▸ **Stated task**: Each entry has to be copied exactly, with nothing missed.

▸ **Given records**:

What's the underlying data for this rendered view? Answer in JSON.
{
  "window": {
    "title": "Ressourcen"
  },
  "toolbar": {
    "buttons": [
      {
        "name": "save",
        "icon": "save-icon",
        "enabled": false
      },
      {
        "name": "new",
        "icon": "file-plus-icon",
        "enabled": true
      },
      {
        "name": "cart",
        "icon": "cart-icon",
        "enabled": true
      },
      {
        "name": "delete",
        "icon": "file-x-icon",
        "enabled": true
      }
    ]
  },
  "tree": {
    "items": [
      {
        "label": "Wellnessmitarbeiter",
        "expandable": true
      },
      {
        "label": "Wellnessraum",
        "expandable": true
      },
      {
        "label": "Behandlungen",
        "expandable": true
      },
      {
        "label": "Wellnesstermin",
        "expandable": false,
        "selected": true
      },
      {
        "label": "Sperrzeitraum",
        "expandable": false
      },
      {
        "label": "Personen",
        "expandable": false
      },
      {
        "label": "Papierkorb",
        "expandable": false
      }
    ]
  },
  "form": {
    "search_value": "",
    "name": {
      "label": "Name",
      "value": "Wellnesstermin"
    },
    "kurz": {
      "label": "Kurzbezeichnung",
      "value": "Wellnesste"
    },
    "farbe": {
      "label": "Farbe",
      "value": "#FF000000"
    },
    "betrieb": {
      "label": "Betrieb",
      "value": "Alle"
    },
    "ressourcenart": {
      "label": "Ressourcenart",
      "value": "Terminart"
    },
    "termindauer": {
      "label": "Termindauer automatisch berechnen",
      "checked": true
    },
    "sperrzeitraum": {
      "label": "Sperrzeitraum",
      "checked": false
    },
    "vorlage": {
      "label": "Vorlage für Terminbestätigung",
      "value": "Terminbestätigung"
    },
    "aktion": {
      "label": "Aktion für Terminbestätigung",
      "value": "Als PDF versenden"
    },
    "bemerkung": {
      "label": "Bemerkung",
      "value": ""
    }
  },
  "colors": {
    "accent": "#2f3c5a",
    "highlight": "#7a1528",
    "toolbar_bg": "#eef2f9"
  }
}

▸ **Worked answer**:
What's the underlying data for this rendered view? Answer in JSON.
{
  "window": {
    "title": "Ressourcen"
  },
  "toolbar": {
    "buttons": [
      {
        "name": "save",
        "icon": "save-icon",
        "enabled": false
      },
      {
        "name": "new",
        "icon": "file-plus-icon",
        "enabled": true
      },
      {
        "name": "cart",
        "icon": "cart-icon",
        "enabled": true
      },
      {
        "name": "delete",
        "icon": "file-x-icon",
        "enabled": true
      }
    ]
  },
  "tree": {
    "items": [
      {
        "label": "Wellnessmitarbeiter",
        "expandable": true
      },
      {
        "label": "Wellnessraum",
        "expandable": true
      },
      {
        "label": "Behandlungen",
        "expandable": true
      },
      {
        "label": "Wellnesstermin",
        "expandable": false,
        "selected": true
      },
      {
        "label": "Sperrzeitraum",
        "expandable": false
      },
      {
        "label": "Personen",
        "expandable": false
      },
      {
        "label": "Papierkorb",
        "expandable": false
      }
    ]
  },
  "form": {
    "search_value": "",
    "name": {
      "label": "Name",
      "value": "Wellnesstermin"
    },
    "kurz": {
      "label": "Kurzbezeichnung",
      "value": "Wellnesste"
    },
    "farbe": {
      "label": "Farbe",
      "value": "#FF000000"
    },
    "betrieb": {
      "label": "Betrieb",
      "value": "Alle"
    },
    "ressourcenart": {
      "label": "Ressourcenart",
      "value": "Terminart"
    },
    "termindauer": {
      "label": "Termindauer automatisch berechnen",
      "checked": true
    },
    "sperrzeitraum": {
      "label": "Sperrzeitraum",
      "checked": false
    },
    "vorlage": {
      "label": "Vorlage für Terminbestätigung",
      "value": "Terminbestätigung"
    },
    "aktion": {
      "label": "Aktion für Terminbestätigung",
      "value": "Als PDF versenden"
    },
    "bemerkung": {
      "label": "Bemerkung",
      "value": ""
    }
  },
  "colors": {
    "accent": "#2f3c5a",
    "highlight": "#7a1528",
    "toolbar_bg": "#eef2f9"
  }
}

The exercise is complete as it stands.